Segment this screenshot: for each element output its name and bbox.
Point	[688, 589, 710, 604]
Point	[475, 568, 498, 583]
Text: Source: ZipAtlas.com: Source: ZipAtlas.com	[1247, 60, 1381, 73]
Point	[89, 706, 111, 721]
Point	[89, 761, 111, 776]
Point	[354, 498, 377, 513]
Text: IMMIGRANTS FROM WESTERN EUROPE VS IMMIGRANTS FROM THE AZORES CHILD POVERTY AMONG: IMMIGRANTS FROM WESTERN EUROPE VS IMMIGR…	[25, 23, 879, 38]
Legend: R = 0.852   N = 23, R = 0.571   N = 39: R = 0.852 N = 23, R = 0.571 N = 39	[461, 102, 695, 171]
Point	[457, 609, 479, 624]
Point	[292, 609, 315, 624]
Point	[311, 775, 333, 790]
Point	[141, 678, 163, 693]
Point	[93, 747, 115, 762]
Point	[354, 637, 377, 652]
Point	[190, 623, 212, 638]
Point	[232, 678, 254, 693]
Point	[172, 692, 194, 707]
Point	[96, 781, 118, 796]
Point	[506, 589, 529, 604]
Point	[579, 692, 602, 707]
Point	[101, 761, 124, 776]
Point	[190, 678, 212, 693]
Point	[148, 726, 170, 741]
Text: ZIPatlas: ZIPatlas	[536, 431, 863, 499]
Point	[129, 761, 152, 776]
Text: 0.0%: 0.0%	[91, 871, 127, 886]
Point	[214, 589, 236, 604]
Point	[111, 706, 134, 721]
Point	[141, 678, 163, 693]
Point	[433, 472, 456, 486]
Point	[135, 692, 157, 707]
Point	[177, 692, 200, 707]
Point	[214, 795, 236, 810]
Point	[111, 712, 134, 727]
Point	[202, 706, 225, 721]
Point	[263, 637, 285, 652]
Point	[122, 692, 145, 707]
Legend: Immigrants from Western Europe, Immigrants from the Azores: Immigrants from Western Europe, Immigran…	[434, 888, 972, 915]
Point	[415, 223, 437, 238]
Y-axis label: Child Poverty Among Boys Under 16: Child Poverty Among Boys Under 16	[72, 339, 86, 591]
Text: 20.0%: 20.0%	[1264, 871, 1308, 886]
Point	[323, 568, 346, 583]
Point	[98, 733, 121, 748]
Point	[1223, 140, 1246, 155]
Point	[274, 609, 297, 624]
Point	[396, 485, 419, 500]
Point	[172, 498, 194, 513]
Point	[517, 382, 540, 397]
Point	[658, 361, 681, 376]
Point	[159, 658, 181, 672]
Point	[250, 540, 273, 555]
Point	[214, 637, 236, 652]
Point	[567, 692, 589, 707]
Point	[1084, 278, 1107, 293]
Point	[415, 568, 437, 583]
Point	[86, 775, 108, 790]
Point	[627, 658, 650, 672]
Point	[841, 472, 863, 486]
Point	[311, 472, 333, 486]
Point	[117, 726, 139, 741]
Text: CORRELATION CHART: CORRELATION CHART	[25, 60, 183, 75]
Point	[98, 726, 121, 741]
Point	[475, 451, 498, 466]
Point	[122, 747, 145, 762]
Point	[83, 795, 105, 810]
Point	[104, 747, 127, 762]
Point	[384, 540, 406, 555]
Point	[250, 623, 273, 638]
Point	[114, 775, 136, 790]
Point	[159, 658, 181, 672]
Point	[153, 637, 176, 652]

# [Tarefa proposta]
Localize nas entradas acima todas as linhas em que aparece a palavra "Text" e copie cada uma delas.

# [Resultado]
Text: Source: ZipAtlas.com: Source: ZipAtlas.com	[1247, 60, 1381, 73]
Text: IMMIGRANTS FROM WESTERN EUROPE VS IMMIGRANTS FROM THE AZORES CHILD POVERTY AMONG: IMMIGRANTS FROM WESTERN EUROPE VS IMMIGR…	[25, 23, 879, 38]
Text: ZIPatlas: ZIPatlas	[536, 431, 863, 499]
Text: 0.0%: 0.0%	[91, 871, 127, 886]
Text: 20.0%: 20.0%	[1264, 871, 1308, 886]
Text: CORRELATION CHART: CORRELATION CHART	[25, 60, 183, 75]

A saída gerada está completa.